Determine how many lines hold "locaux" and give only that number.

== Extracted data entries ==
################
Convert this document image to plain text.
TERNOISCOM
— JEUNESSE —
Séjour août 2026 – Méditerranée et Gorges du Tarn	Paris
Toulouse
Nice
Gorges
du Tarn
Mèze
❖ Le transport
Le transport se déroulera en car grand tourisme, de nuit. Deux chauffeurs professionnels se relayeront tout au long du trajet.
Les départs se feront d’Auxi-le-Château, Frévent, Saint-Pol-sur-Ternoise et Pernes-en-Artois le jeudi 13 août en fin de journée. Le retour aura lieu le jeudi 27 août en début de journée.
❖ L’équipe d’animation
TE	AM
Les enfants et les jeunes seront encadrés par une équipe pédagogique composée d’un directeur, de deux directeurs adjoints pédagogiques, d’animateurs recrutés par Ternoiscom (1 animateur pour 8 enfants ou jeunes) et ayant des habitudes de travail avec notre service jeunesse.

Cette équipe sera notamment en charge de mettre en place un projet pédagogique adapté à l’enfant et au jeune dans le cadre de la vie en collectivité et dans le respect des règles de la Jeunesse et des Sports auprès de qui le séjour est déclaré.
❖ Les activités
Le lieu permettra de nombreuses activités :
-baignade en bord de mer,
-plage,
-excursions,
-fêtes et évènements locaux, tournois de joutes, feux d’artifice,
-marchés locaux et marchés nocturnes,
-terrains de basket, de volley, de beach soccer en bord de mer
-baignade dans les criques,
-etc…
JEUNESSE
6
################
== Written answer ==
2